### DATA FOR THIS EXERCISE
------------
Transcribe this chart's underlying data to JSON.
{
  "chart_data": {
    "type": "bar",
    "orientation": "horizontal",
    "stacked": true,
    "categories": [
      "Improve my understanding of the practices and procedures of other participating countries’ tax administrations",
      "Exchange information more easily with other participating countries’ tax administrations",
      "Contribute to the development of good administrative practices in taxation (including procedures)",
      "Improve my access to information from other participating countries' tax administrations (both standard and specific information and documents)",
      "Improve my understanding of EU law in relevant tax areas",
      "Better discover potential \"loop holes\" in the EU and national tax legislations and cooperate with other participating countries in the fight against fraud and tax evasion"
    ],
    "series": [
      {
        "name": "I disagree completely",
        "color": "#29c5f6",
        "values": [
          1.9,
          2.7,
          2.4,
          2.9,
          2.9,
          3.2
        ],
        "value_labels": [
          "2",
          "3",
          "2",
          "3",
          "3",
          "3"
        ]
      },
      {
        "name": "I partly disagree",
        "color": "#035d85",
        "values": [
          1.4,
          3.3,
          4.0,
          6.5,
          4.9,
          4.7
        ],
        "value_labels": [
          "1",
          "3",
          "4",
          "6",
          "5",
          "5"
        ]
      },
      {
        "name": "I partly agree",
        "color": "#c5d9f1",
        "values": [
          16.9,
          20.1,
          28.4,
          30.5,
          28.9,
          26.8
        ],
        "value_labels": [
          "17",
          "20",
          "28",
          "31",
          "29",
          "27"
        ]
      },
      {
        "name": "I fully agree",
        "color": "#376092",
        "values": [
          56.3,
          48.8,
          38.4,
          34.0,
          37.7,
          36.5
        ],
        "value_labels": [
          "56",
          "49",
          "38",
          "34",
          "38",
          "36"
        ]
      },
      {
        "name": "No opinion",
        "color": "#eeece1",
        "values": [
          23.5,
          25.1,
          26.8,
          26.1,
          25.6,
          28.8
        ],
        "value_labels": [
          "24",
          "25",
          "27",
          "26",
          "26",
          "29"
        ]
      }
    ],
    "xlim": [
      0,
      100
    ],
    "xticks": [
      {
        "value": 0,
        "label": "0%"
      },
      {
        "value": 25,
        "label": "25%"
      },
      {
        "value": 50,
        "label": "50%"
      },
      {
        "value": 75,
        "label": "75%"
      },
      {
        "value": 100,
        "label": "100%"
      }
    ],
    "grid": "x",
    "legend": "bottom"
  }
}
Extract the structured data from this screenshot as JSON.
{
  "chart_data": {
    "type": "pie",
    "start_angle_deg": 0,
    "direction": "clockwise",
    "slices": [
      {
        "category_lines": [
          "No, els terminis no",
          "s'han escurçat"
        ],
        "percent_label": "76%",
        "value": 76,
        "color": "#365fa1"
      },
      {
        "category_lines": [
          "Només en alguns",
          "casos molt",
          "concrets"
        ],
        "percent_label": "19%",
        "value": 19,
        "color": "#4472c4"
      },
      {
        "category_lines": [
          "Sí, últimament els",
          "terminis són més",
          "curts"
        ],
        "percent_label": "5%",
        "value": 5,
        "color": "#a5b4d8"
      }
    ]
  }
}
------------
### EXERCISE PROMPT
Transcribe every entry exactly, omitting nothing.

### SOLUTION TO THE PROBLEM
Transcribe this chart's underlying data to JSON.
{
  "chart_data": {
    "type": "bar",
    "orientation": "horizontal",
    "stacked": true,
    "categories": [
      "Improve my understanding of the practices and procedures of other participating countries’ tax administrations",
      "Exchange information more easily with other participating countries’ tax administrations",
      "Contribute to the development of good administrative practices in taxation (including procedures)",
      "Improve my access to information from other participating countries' tax administrations (both standard and specific information and documents)",
      "Improve my understanding of EU law in relevant tax areas",
      "Better discover potential \"loop holes\" in the EU and national tax legislations and cooperate with other participating countries in the fight against fraud and tax evasion"
    ],
    "series": [
      {
        "name": "I disagree completely",
        "color": "#29c5f6",
        "values": [
          1.9,
          2.7,
          2.4,
          2.9,
          2.9,
          3.2
        ],
        "value_labels": [
          "2",
          "3",
          "2",
          "3",
          "3",
          "3"
        ]
      },
      {
        "name": "I partly disagree",
        "color": "#035d85",
        "values": [
          1.4,
          3.3,
          4.0,
          6.5,
          4.9,
          4.7
        ],
        "value_labels": [
          "1",
          "3",
          "4",
          "6",
          "5",
          "5"
        ]
      },
      {
        "name": "I partly agree",
        "color": "#c5d9f1",
        "values": [
          16.9,
          20.1,
          28.4,
          30.5,
          28.9,
          26.8
        ],
        "value_labels": [
          "17",
          "20",
          "28",
          "31",
          "29",
          "27"
        ]
      },
      {
        "name": "I fully agree",
        "color": "#376092",
        "values": [
          56.3,
          48.8,
          38.4,
          34.0,
          37.7,
          36.5
        ],
        "value_labels": [
          "56",
          "49",
          "38",
          "34",
          "38",
          "36"
        ]
      },
      {
        "name": "No opinion",
        "color": "#eeece1",
        "values": [
          23.5,
          25.1,
          26.8,
          26.1,
          25.6,
          28.8
        ],
        "value_labels": [
          "24",
          "25",
          "27",
          "26",
          "26",
          "29"
        ]
      }
    ],
    "xlim": [
      0,
      100
    ],
    "xticks": [
      {
        "value": 0,
        "label": "0%"
      },
      {
        "value": 25,
        "label": "25%"
      },
      {
        "value": 50,
        "label": "50%"
      },
      {
        "value": 75,
        "label": "75%"
      },
      {
        "value": 100,
        "label": "100%"
      }
    ],
    "grid": "x",
    "legend": "bottom"
  }
}
Extract the structured data from this screenshot as JSON.
{
  "chart_data": {
    "type": "pie",
    "start_angle_deg": 0,
    "direction": "clockwise",
    "slices": [
      {
        "category_lines": [
          "No, els terminis no",
          "s'han escurçat"
        ],
        "percent_label": "76%",
        "value": 76,
        "color": "#365fa1"
      },
      {
        "category_lines": [
          "Només en alguns",
          "casos molt",
          "concrets"
        ],
        "percent_label": "19%",
        "value": 19,
        "color": "#4472c4"
      },
      {
        "category_lines": [
          "Sí, últimament els",
          "terminis són més",
          "curts"
        ],
        "percent_label": "5%",
        "value": 5,
        "color": "#a5b4d8"
      }
    ]
  }
}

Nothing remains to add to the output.